== Listings of box coordinates ==
*****
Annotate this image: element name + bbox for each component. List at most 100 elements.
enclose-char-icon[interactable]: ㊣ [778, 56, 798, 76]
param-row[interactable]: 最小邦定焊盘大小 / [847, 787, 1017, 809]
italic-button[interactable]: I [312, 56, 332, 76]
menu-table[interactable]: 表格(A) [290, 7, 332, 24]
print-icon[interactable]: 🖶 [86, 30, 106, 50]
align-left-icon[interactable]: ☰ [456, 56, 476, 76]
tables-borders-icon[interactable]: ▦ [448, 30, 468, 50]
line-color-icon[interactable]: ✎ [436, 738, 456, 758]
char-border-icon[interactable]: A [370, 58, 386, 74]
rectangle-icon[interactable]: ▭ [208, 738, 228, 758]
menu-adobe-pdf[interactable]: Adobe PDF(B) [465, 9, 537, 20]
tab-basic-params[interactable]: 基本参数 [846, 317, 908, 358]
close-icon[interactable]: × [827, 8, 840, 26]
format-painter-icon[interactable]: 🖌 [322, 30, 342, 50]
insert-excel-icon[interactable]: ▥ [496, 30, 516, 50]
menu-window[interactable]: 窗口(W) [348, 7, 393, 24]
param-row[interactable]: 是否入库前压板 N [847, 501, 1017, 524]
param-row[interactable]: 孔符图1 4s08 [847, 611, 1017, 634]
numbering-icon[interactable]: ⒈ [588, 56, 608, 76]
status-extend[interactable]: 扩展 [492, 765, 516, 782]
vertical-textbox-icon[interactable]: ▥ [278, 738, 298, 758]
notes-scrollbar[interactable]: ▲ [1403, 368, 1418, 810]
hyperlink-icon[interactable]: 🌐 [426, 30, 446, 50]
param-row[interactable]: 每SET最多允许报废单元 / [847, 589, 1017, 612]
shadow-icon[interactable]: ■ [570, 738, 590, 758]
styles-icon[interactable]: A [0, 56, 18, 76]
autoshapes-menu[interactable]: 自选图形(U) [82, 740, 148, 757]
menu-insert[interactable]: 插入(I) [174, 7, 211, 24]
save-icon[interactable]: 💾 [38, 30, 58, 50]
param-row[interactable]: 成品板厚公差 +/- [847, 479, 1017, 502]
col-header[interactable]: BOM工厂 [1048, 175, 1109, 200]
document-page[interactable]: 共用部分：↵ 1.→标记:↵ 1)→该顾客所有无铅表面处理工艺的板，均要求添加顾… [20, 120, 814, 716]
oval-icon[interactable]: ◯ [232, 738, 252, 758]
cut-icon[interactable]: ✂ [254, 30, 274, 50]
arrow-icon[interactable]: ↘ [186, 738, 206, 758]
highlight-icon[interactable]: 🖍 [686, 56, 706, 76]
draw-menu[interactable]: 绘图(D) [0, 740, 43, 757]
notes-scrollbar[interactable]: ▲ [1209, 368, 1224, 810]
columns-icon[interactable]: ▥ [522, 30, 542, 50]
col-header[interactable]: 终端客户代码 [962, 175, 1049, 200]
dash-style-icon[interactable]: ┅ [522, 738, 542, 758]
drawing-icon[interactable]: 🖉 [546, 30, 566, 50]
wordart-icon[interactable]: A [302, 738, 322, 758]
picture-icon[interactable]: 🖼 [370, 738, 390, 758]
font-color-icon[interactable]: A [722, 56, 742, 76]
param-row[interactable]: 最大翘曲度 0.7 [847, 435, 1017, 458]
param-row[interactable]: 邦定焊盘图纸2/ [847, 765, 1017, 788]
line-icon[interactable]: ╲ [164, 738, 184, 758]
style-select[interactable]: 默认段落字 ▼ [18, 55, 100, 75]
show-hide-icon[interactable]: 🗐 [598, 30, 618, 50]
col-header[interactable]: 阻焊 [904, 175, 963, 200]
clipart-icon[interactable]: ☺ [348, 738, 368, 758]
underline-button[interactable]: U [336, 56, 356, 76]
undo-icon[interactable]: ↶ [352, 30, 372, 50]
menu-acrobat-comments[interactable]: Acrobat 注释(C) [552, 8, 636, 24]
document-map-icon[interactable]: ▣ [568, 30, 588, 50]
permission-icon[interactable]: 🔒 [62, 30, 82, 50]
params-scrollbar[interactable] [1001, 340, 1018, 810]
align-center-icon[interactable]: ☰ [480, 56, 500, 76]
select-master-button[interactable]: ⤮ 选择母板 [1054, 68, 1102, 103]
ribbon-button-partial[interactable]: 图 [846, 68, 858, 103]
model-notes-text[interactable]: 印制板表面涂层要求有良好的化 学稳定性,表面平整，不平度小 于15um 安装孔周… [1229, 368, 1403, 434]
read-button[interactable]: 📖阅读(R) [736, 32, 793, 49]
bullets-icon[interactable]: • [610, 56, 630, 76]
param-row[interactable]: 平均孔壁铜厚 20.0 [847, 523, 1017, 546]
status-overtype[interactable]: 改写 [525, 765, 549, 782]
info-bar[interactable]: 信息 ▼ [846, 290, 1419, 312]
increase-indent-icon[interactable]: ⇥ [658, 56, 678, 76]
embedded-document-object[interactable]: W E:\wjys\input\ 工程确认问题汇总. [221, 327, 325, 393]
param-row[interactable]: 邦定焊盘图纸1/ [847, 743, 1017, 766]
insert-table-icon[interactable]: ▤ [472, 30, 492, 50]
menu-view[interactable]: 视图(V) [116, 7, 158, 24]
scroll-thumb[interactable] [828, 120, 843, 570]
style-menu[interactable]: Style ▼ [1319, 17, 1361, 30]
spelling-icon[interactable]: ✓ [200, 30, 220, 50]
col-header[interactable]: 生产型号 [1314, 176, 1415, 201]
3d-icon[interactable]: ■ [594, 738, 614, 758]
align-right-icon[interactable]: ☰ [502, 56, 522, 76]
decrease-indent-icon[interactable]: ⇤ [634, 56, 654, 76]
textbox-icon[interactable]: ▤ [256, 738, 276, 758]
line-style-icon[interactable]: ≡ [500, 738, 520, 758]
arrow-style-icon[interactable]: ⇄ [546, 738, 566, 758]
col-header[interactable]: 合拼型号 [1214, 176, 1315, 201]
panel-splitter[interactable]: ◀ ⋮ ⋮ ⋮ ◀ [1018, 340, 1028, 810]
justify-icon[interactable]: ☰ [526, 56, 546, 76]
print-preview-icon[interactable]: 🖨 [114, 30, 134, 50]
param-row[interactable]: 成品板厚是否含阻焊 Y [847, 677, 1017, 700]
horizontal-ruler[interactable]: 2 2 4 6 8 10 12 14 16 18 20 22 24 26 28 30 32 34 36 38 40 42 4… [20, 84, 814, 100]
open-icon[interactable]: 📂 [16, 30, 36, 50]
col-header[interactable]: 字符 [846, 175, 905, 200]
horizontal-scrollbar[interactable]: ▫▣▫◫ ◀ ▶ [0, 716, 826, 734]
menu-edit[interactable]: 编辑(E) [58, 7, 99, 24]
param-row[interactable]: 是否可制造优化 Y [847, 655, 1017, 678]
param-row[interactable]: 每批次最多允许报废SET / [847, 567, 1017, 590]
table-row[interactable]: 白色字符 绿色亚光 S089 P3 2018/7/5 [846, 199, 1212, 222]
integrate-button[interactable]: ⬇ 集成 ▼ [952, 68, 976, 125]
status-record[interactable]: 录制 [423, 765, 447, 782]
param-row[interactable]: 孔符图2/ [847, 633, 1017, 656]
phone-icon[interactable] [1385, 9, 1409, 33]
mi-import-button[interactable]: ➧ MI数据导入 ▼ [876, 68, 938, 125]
*****
== WHAT YOU HAVE TO DO ==
Retype every line of the records above verbatim, preserving each character, space, and bracket without alteration.

== FULL OUTPUT ==
Annotate this image: element name + bbox for each component. List at most 100 elements.
enclose-char-icon[interactable]: ㊣ [778, 56, 798, 76]
param-row[interactable]: 最小邦定焊盘大小 / [847, 787, 1017, 809]
italic-button[interactable]: I [312, 56, 332, 76]
menu-table[interactable]: 表格(A) [290, 7, 332, 24]
print-icon[interactable]: 🖶 [86, 30, 106, 50]
align-left-icon[interactable]: ☰ [456, 56, 476, 76]
tables-borders-icon[interactable]: ▦ [448, 30, 468, 50]
line-color-icon[interactable]: ✎ [436, 738, 456, 758]
char-border-icon[interactable]: A [370, 58, 386, 74]
rectangle-icon[interactable]: ▭ [208, 738, 228, 758]
menu-adobe-pdf[interactable]: Adobe PDF(B) [465, 9, 537, 20]
tab-basic-params[interactable]: 基本参数 [846, 317, 908, 358]
close-icon[interactable]: × [827, 8, 840, 26]
format-painter-icon[interactable]: 🖌 [322, 30, 342, 50]
insert-excel-icon[interactable]: ▥ [496, 30, 516, 50]
menu-window[interactable]: 窗口(W) [348, 7, 393, 24]
param-row[interactable]: 是否入库前压板 N [847, 501, 1017, 524]
param-row[interactable]: 孔符图1 4s08 [847, 611, 1017, 634]
numbering-icon[interactable]: ⒈ [588, 56, 608, 76]
status-extend[interactable]: 扩展 [492, 765, 516, 782]
vertical-textbox-icon[interactable]: ▥ [278, 738, 298, 758]
notes-scrollbar[interactable]: ▲ [1403, 368, 1418, 810]
hyperlink-icon[interactable]: 🌐 [426, 30, 446, 50]
param-row[interactable]: 每SET最多允许报废单元 / [847, 589, 1017, 612]
shadow-icon[interactable]: ■ [570, 738, 590, 758]
styles-icon[interactable]: A [0, 56, 18, 76]
autoshapes-menu[interactable]: 自选图形(U) [82, 740, 148, 757]
menu-insert[interactable]: 插入(I) [174, 7, 211, 24]
save-icon[interactable]: 💾 [38, 30, 58, 50]
param-row[interactable]: 成品板厚公差 +/- [847, 479, 1017, 502]
col-header[interactable]: BOM工厂 [1048, 175, 1109, 200]
document-page[interactable]: 共用部分：↵ 1.→标记:↵ 1)→该顾客所有无铅表面处理工艺的板，均要求添加顾… [20, 120, 814, 716]
oval-icon[interactable]: ◯ [232, 738, 252, 758]
cut-icon[interactable]: ✂ [254, 30, 274, 50]
arrow-icon[interactable]: ↘ [186, 738, 206, 758]
highlight-icon[interactable]: 🖍 [686, 56, 706, 76]
draw-menu[interactable]: 绘图(D) [0, 740, 43, 757]
notes-scrollbar[interactable]: ▲ [1209, 368, 1224, 810]
columns-icon[interactable]: ▥ [522, 30, 542, 50]
col-header[interactable]: 终端客户代码 [962, 175, 1049, 200]
dash-style-icon[interactable]: ┅ [522, 738, 542, 758]
drawing-icon[interactable]: 🖉 [546, 30, 566, 50]
wordart-icon[interactable]: A [302, 738, 322, 758]
picture-icon[interactable]: 🖼 [370, 738, 390, 758]
font-color-icon[interactable]: A [722, 56, 742, 76]
param-row[interactable]: 最大翘曲度 0.7 [847, 435, 1017, 458]
param-row[interactable]: 邦定焊盘图纸2/ [847, 765, 1017, 788]
line-icon[interactable]: ╲ [164, 738, 184, 758]
style-select[interactable]: 默认段落字 ▼ [18, 55, 100, 75]
show-hide-icon[interactable]: 🗐 [598, 30, 618, 50]
col-header[interactable]: 阻焊 [904, 175, 963, 200]
clipart-icon[interactable]: ☺ [348, 738, 368, 758]
underline-button[interactable]: U [336, 56, 356, 76]
undo-icon[interactable]: ↶ [352, 30, 372, 50]
menu-acrobat-comments[interactable]: Acrobat 注释(C) [552, 8, 636, 24]
document-map-icon[interactable]: ▣ [568, 30, 588, 50]
permission-icon[interactable]: 🔒 [62, 30, 82, 50]
params-scrollbar[interactable] [1001, 340, 1018, 810]
align-center-icon[interactable]: ☰ [480, 56, 500, 76]
select-master-button[interactable]: ⤮ 选择母板 [1054, 68, 1102, 103]
ribbon-button-partial[interactable]: 图 [846, 68, 858, 103]
model-notes-text[interactable]: 印制板表面涂层要求有良好的化 学稳定性,表面平整，不平度小 于15um 安装孔周… [1229, 368, 1403, 434]
read-button[interactable]: 📖阅读(R) [736, 32, 793, 49]
bullets-icon[interactable]: • [610, 56, 630, 76]
param-row[interactable]: 平均孔壁铜厚 20.0 [847, 523, 1017, 546]
status-overtype[interactable]: 改写 [525, 765, 549, 782]
info-bar[interactable]: 信息 ▼ [846, 290, 1419, 312]
increase-indent-icon[interactable]: ⇥ [658, 56, 678, 76]
embedded-document-object[interactable]: W E:\wjys\input\ 工程确认问题汇总. [221, 327, 325, 393]
param-row[interactable]: 邦定焊盘图纸1/ [847, 743, 1017, 766]
insert-table-icon[interactable]: ▤ [472, 30, 492, 50]
menu-view[interactable]: 视图(V) [116, 7, 158, 24]
scroll-thumb[interactable] [828, 120, 843, 570]
style-menu[interactable]: Style ▼ [1319, 17, 1361, 30]
spelling-icon[interactable]: ✓ [200, 30, 220, 50]
col-header[interactable]: 生产型号 [1314, 176, 1415, 201]
3d-icon[interactable]: ■ [594, 738, 614, 758]
align-right-icon[interactable]: ☰ [502, 56, 522, 76]
decrease-indent-icon[interactable]: ⇤ [634, 56, 654, 76]
textbox-icon[interactable]: ▤ [256, 738, 276, 758]
line-style-icon[interactable]: ≡ [500, 738, 520, 758]
arrow-style-icon[interactable]: ⇄ [546, 738, 566, 758]
col-header[interactable]: 合拼型号 [1214, 176, 1315, 201]
panel-splitter[interactable]: ◀ ⋮ ⋮ ⋮ ◀ [1018, 340, 1028, 810]
justify-icon[interactable]: ☰ [526, 56, 546, 76]
print-preview-icon[interactable]: 🖨 [114, 30, 134, 50]
param-row[interactable]: 成品板厚是否含阻焊 Y [847, 677, 1017, 700]
horizontal-ruler[interactable]: 2 2 4 6 8 10 12 14 16 18 20 22 24 26 28 30 32 34 36 38 40 42 4… [20, 84, 814, 100]
open-icon[interactable]: 📂 [16, 30, 36, 50]
col-header[interactable]: 字符 [846, 175, 905, 200]
horizontal-scrollbar[interactable]: ▫▣▫◫ ◀ ▶ [0, 716, 826, 734]
menu-edit[interactable]: 编辑(E) [58, 7, 99, 24]
param-row[interactable]: 是否可制造优化 Y [847, 655, 1017, 678]
param-row[interactable]: 每批次最多允许报废SET / [847, 567, 1017, 590]
table-row[interactable]: 白色字符 绿色亚光 S089 P3 2018/7/5 [846, 199, 1212, 222]
integrate-button[interactable]: ⬇ 集成 ▼ [952, 68, 976, 125]
status-record[interactable]: 录制 [423, 765, 447, 782]
param-row[interactable]: 孔符图2/ [847, 633, 1017, 656]
phone-icon[interactable] [1385, 9, 1409, 33]
mi-import-button[interactable]: ➧ MI数据导入 ▼ [876, 68, 938, 125]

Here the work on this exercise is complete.